The task: Gather every line from the entries below that includes "JSON".

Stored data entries
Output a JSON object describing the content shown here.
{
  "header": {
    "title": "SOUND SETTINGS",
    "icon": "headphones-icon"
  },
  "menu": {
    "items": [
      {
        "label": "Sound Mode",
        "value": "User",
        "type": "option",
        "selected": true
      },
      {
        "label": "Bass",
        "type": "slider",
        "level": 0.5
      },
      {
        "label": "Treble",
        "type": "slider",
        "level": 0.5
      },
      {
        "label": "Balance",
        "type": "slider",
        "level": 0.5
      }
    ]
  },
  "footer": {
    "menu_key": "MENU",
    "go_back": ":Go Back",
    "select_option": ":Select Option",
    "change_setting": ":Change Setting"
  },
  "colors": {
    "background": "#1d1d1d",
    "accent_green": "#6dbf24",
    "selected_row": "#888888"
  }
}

--

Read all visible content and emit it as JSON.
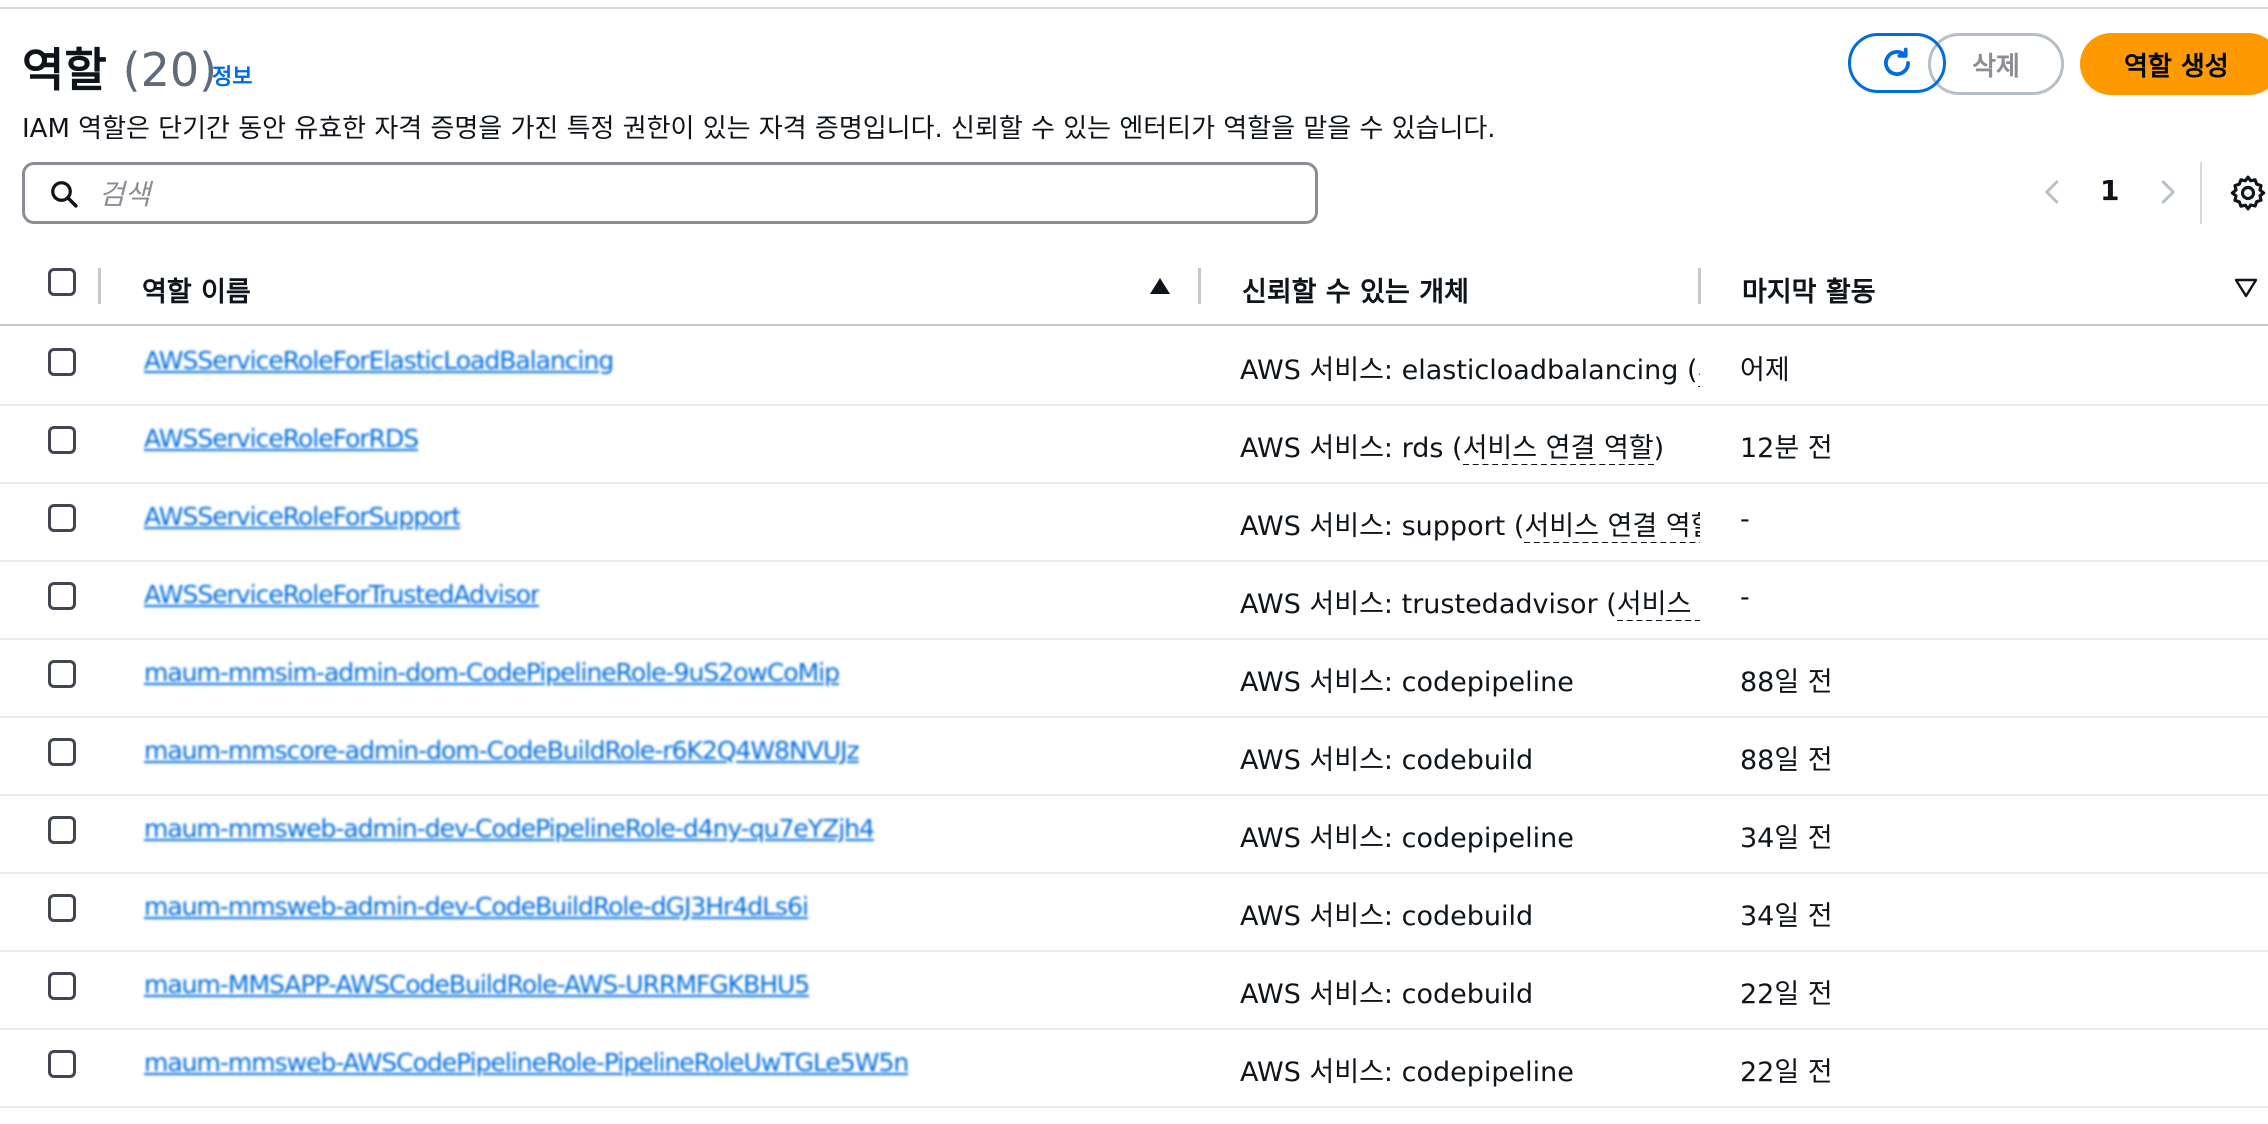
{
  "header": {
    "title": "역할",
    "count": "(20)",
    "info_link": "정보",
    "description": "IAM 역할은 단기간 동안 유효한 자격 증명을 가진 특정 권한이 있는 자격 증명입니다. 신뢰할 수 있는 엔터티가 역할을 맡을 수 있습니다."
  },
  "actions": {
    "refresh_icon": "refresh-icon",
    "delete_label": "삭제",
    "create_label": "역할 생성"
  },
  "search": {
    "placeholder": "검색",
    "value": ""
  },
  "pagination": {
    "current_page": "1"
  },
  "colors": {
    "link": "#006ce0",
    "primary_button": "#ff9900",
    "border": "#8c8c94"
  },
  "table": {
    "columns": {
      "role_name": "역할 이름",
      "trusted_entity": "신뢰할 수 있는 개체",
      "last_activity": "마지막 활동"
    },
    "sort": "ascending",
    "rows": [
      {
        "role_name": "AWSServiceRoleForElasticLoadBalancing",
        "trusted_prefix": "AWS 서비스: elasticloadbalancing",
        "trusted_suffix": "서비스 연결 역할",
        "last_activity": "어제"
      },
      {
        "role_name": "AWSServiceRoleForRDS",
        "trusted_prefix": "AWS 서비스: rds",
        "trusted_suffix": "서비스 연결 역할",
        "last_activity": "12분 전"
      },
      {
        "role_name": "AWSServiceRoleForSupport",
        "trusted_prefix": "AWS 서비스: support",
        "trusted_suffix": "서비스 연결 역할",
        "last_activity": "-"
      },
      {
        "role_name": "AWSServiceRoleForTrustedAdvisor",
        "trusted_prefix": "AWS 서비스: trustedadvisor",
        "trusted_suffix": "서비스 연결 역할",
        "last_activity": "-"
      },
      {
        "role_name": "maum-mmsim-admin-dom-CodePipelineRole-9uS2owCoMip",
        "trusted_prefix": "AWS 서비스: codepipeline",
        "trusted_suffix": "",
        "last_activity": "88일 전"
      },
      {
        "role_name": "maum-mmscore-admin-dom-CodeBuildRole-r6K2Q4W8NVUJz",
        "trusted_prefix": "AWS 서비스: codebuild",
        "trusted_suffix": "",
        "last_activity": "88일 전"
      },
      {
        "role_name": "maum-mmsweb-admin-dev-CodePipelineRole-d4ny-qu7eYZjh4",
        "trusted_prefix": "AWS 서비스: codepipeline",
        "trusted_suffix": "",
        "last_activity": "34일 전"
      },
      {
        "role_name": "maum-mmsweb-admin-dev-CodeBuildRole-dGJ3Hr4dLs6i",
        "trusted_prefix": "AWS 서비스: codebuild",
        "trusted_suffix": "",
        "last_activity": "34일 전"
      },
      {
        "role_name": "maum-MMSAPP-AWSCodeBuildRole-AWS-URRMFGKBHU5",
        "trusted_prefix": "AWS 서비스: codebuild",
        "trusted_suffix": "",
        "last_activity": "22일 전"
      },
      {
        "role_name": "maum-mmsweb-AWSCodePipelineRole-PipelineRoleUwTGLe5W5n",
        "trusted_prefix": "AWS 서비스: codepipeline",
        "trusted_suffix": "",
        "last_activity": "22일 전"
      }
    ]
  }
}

Exercise result:
Output a JSON object describing the content shown here.
Read all visible content and emit it as JSON.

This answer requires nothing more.